WHAT TO PRODUCE:
Copy out the entries below in full and exactly.

EXTRACTED RECORDS:
--- --- ---
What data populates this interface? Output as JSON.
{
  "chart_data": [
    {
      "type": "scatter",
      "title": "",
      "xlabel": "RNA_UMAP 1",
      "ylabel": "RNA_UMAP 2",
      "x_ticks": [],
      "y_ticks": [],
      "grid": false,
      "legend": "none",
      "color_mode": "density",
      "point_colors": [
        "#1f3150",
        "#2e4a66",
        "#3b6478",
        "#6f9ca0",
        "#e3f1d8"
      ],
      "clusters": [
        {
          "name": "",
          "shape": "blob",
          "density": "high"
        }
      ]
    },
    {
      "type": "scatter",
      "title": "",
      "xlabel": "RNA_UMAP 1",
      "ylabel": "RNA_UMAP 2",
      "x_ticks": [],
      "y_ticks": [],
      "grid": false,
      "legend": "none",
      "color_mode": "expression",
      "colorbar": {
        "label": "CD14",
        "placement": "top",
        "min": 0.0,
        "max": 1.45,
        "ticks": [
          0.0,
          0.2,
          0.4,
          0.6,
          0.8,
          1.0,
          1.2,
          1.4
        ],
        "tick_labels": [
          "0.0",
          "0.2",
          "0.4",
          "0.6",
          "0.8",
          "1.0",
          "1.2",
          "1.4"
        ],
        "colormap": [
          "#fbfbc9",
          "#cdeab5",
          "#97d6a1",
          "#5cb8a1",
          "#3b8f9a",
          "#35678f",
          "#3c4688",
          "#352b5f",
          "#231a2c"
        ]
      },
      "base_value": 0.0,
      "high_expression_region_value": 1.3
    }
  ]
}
--- --- ---
RESULT OF THE TASK:
What data populates this interface? Output as JSON.
{
  "chart_data": [
    {
      "type": "scatter",
      "title": "",
      "xlabel": "RNA_UMAP 1",
      "ylabel": "RNA_UMAP 2",
      "x_ticks": [],
      "y_ticks": [],
      "grid": false,
      "legend": "none",
      "color_mode": "density",
      "point_colors": [
        "#1f3150",
        "#2e4a66",
        "#3b6478",
        "#6f9ca0",
        "#e3f1d8"
      ],
      "clusters": [
        {
          "name": "",
          "shape": "blob",
          "density": "high"
        }
      ]
    },
    {
      "type": "scatter",
      "title": "",
      "xlabel": "RNA_UMAP 1",
      "ylabel": "RNA_UMAP 2",
      "x_ticks": [],
      "y_ticks": [],
      "grid": false,
      "legend": "none",
      "color_mode": "expression",
      "colorbar": {
        "label": "CD14",
        "placement": "top",
        "min": 0.0,
        "max": 1.45,
        "ticks": [
          0.0,
          0.2,
          0.4,
          0.6,
          0.8,
          1.0,
          1.2,
          1.4
        ],
        "tick_labels": [
          "0.0",
          "0.2",
          "0.4",
          "0.6",
          "0.8",
          "1.0",
          "1.2",
          "1.4"
        ],
        "colormap": [
          "#fbfbc9",
          "#cdeab5",
          "#97d6a1",
          "#5cb8a1",
          "#3b8f9a",
          "#35678f",
          "#3c4688",
          "#352b5f",
          "#231a2c"
        ]
      },
      "base_value": 0.0,
      "high_expression_region_value": 1.3
    }
  ]
}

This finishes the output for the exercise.